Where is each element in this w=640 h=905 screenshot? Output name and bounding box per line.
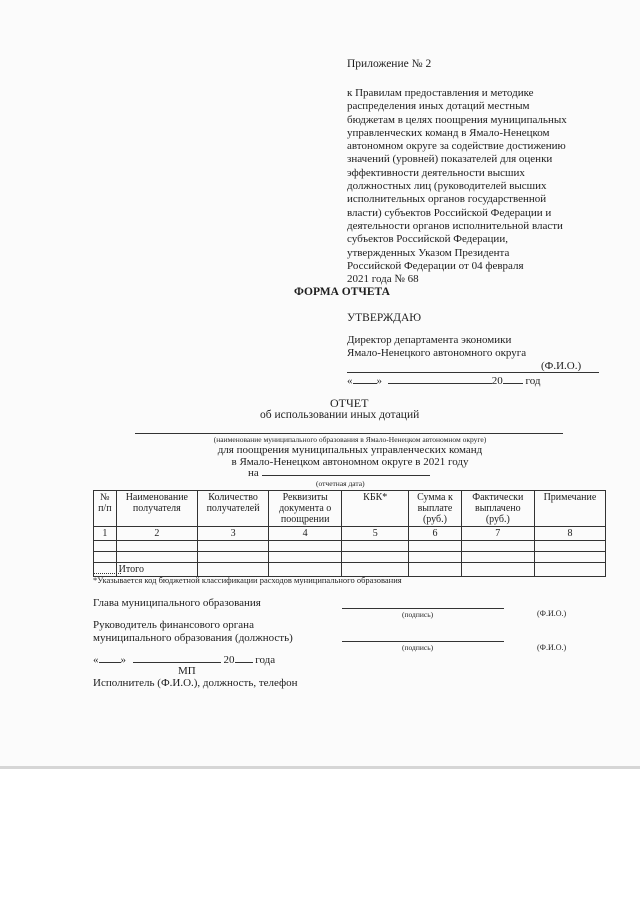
annex-line: утвержденных Указом Президента	[347, 246, 510, 259]
col-recipient-count: Количество получателей	[198, 491, 269, 527]
table-cell: 8	[534, 527, 605, 541]
finance-signature-line	[342, 641, 504, 642]
col-document-details: Реквизиты документа о поощрении	[269, 491, 342, 527]
date-close-quote: »	[376, 375, 382, 387]
municipality-line	[135, 433, 563, 434]
approval-position-line: Ямало-Ненецкого автономного округа	[347, 347, 527, 359]
finance-fio-hint: (Ф.И.О.)	[537, 643, 567, 652]
report-table	[93, 490, 606, 577]
annex-line: деятельности органов исполнительной власти	[347, 219, 563, 232]
annex-line: субъектов Российской Федерации,	[347, 233, 508, 246]
head-signature-line	[342, 608, 504, 609]
date-open-quote: «	[93, 654, 99, 666]
finance-signature-hint: (подпись)	[402, 643, 434, 652]
form-title: ФОРМА ОТЧЕТА	[294, 286, 390, 298]
col-note: Примечание	[534, 491, 605, 527]
table-header-row	[94, 491, 606, 527]
annex-line: 2021 года № 68	[347, 273, 419, 286]
col-recipient-name: Наименование получателя	[116, 491, 197, 527]
approval-signature-line	[347, 372, 599, 373]
finance-label-line: муниципального образования (должность)	[93, 631, 293, 644]
annex-line: распределения иных дотаций местным	[347, 100, 530, 113]
annex-line: значений (уровней) показателей для оценки	[347, 153, 553, 166]
approval-position-line: Директор департамента экономики	[347, 334, 512, 346]
table-cell: 6	[409, 527, 462, 541]
head-signature-hint: (подпись)	[402, 610, 434, 619]
municipality-hint: (наименование муниципального образования в Ямало-Ненецком автономном округе)	[213, 435, 487, 444]
table-cell: 4	[269, 527, 342, 541]
table-cell: 3	[198, 527, 269, 541]
head-fio-hint: (Ф.И.О.)	[537, 609, 567, 618]
annex-line: бюджетам в целях поощрения муниципальных	[347, 113, 567, 126]
annex-line: Российской Федерации от 04 февраля	[347, 259, 524, 272]
approval-position	[347, 334, 526, 360]
col-amount-due: Сумма к выплате (руб.)	[409, 491, 462, 527]
annex-text	[347, 87, 622, 286]
annex-line: управленческих команд в Ямало-Ненецком	[347, 126, 550, 139]
annex-line: эффективности деятельности высших	[347, 166, 525, 179]
report-subtitle: об использовании иных дотаций	[260, 409, 420, 421]
annex-line: к Правилам предоставления и методике	[347, 87, 534, 99]
purpose-line: в Ямало-Ненецком автономном округе в 2021 году	[231, 456, 469, 468]
col-kbk: КБК*	[342, 491, 409, 527]
stamp-label: МП	[178, 665, 196, 677]
year-suffix: год	[525, 375, 541, 387]
approval-heading: УТВЕРЖДАЮ	[347, 312, 422, 324]
page-edge	[0, 766, 640, 769]
year-prefix: 20	[491, 375, 503, 387]
table-cell: 7	[461, 527, 534, 541]
annex-line: власти) субъектов Российской Федерации и	[347, 206, 552, 219]
finance-label-line: Руководитель финансового органа	[93, 619, 254, 631]
date-close-quote: »	[120, 654, 126, 666]
approval-date	[347, 375, 541, 387]
annex-line: исполнительных органов государственной	[347, 193, 547, 206]
table-row	[94, 552, 606, 563]
on-date-prefix: на	[248, 467, 259, 479]
table-cell: 1	[94, 527, 117, 541]
report-title: ОТЧЕТ	[330, 396, 369, 410]
purpose-line: для поощрения муниципальных управленческих команд	[217, 444, 483, 456]
table-cell: 2	[116, 527, 197, 541]
col-amount-paid: Фактически выплачено (руб.)	[461, 491, 534, 527]
approval-fio: (Ф.И.О.)	[541, 360, 582, 372]
total-label: Итого	[116, 563, 197, 577]
col-number: № п/п	[94, 491, 117, 527]
purpose-text	[135, 444, 565, 468]
table-row	[94, 541, 606, 552]
footnote: *Указывается код бюджетной классификации расходов муниципального образования	[93, 575, 402, 585]
year-prefix: 20	[223, 654, 235, 666]
footnote-divider	[93, 573, 121, 574]
finance-label	[93, 619, 293, 644]
head-label: Глава муниципального образования	[93, 597, 261, 609]
date-open-quote: «	[347, 375, 353, 387]
table-row	[94, 527, 606, 541]
annex-line: автономном округе за содействие достижению	[347, 140, 566, 153]
annex-title: Приложение № 2	[347, 58, 432, 70]
year-suffix: года	[255, 654, 276, 666]
table-cell: 5	[342, 527, 409, 541]
date-hint: (отчетная дата)	[316, 479, 365, 488]
executor-label: Исполнитель (Ф.И.О.), должность, телефон	[93, 677, 298, 689]
annex-line: должностных лиц (руководителей высших	[347, 180, 547, 193]
report-date	[248, 467, 430, 479]
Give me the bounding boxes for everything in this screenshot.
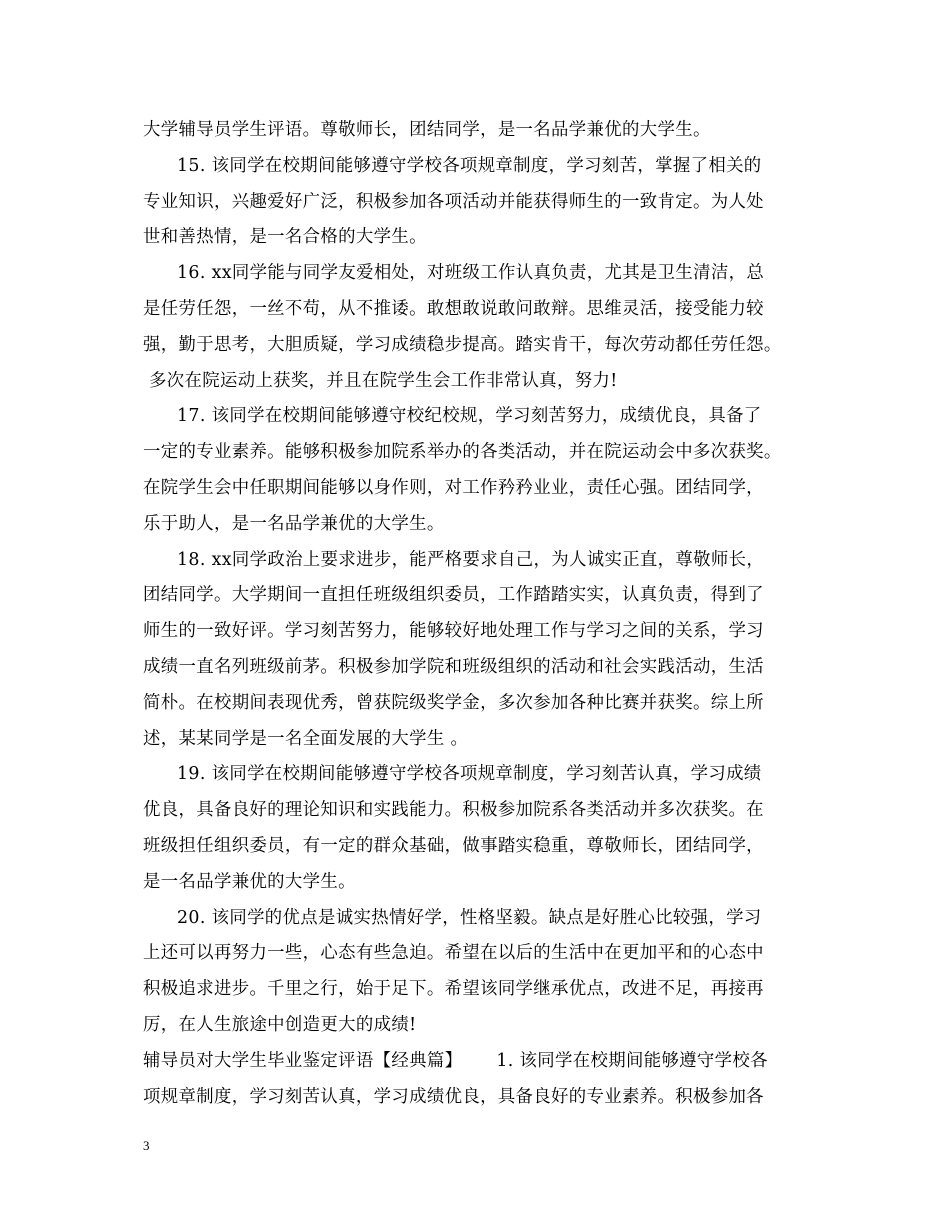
text-line: 是一名品学兼优的大学生。: [143, 871, 356, 892]
text-line: 在院学生会中任职期间能够以身作则，对工作矜矜业业，责任心强。团结同学，: [143, 477, 764, 498]
paragraph-19-start: 19. 该同学在校期间能够遵守学校各项规章制度，学习刻苦认真，学习成绩: [177, 764, 762, 785]
text-line: 一定的专业素养。能够积极参加院系举办的各类活动，并在院运动会中多次获奖。: [143, 442, 782, 463]
text-line: 是任劳任怨，一丝不苟，从不推诿。敢想敢说敢问敢辩。思维灵活，接受能力较: [143, 298, 764, 319]
paragraph-15-start: 15. 该同学在校期间能够遵守学校各项规章制度，学习刻苦，掌握了相关的: [177, 155, 762, 176]
section-heading-line: [143, 1044, 833, 1080]
text-line: 成绩一直名列班级前茅。积极参加学院和班级组织的活动和社会实践活动，生活: [143, 656, 764, 677]
paragraph-18-start: 18. xx同学政治上要求进步，能严格要求自己，为人诚实正直，尊敬师长，: [177, 549, 765, 570]
paragraph-20-start: 20. 该同学的优点是诚实热情好学，性格坚毅。缺点是好胜心比较强，学习: [177, 907, 762, 928]
text-line: 世和善热情，是一名合格的大学生。: [143, 227, 427, 248]
text-line: 项规章制度，学习刻苦认真，学习成绩优良，具备良好的专业素养。积极参加各: [143, 1086, 764, 1107]
section-first-item: 1. 该同学在校期间能够遵守学校各: [496, 1050, 768, 1071]
text-line: 乐于助人，是一名品学兼优的大学生。: [143, 513, 445, 534]
text-line: 上还可以再努力一些，心态有些急迫。希望在以后的生活中在更加平和的心态中: [143, 943, 764, 964]
text-line: 厉，在人生旅途中创造更大的成绩!: [143, 1014, 417, 1035]
page-number: 3: [143, 1138, 150, 1153]
text-line: 强，勤于思考，大胆质疑，学习成绩稳步提高。踏实肯干，每次劳动都任劳任怨。: [143, 334, 782, 355]
paragraph-17-start: 17. 该同学在校期间能够遵守校纪校规，学习刻苦努力，成绩优良，具备了: [177, 406, 762, 427]
paragraph-16-start: 16. xx同学能与同学友爱相处，对班级工作认真负责，尤其是卫生清洁，总: [177, 263, 765, 284]
section-heading: 辅导员对大学生毕业鉴定评语【经典篇】: [143, 1050, 463, 1071]
text-line: 专业知识，兴趣爱好广泛，积极参加各项活动并能获得师生的一致肯定。为人处: [143, 191, 764, 212]
text-line: 积极追求进步。千里之行，始于足下。希望该同学继承优点，改进不足，再接再: [143, 979, 764, 1000]
text-line: 师生的一致好评。学习刻苦努力，能够较好地处理工作与学习之间的关系，学习: [143, 621, 764, 642]
text-line: 班级担任组织委员，有一定的群众基础，做事踏实稳重，尊敬师长，团结同学，: [143, 835, 764, 856]
document-body: [143, 113, 833, 1115]
text-line: 团结同学。大学期间一直担任班级组织委员，工作踏踏实实，认真负责，得到了: [143, 585, 764, 606]
text-line: 优良，具备良好的理论知识和实践能力。积极参加院系各类活动并多次获奖。在: [143, 800, 764, 821]
text-line: 简朴。在校期间表现优秀，曾获院级奖学金，多次参加各种比赛并获奖。综上所: [143, 692, 764, 713]
text-line: 多次在院运动上获奖，并且在院学生会工作非常认真，努力!: [149, 370, 618, 391]
text-line: 述，某某同学是一名全面发展的大学生 。: [143, 728, 469, 749]
text-line: 大学辅导员学生评语。尊敬师长，团结同学，是一名品学兼优的大学生。: [143, 120, 711, 140]
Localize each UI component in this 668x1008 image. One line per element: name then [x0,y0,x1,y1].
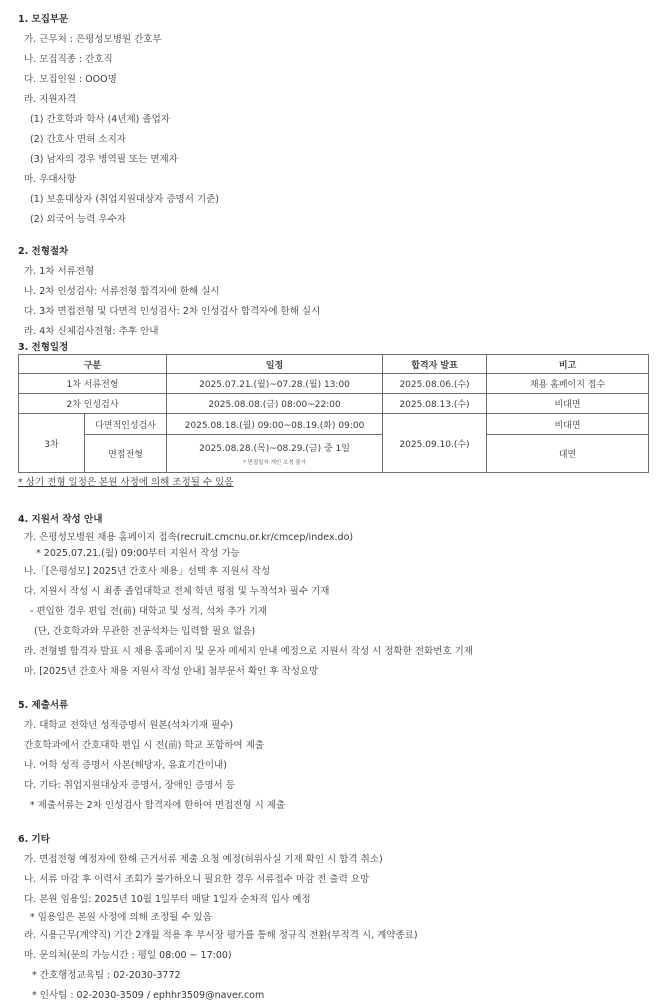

(Task objective):
Rewrite everything from the line containing "annex-line: утвержденных Указом" down to the line containing "641, 504, 642]" as a JSON list of strings, one string per line, leaving out any blank lines.

(Output of the task):
[
  "annex-line: утвержденных Указом Президента\t[347, 246, 510, 259]",
  "col-recipient-count: Количество получателей\t[198, 491, 269, 527]",
  "table-cell: 8\t[534, 527, 605, 541]",
  "finance-signature-line\t[342, 641, 504, 642]"
]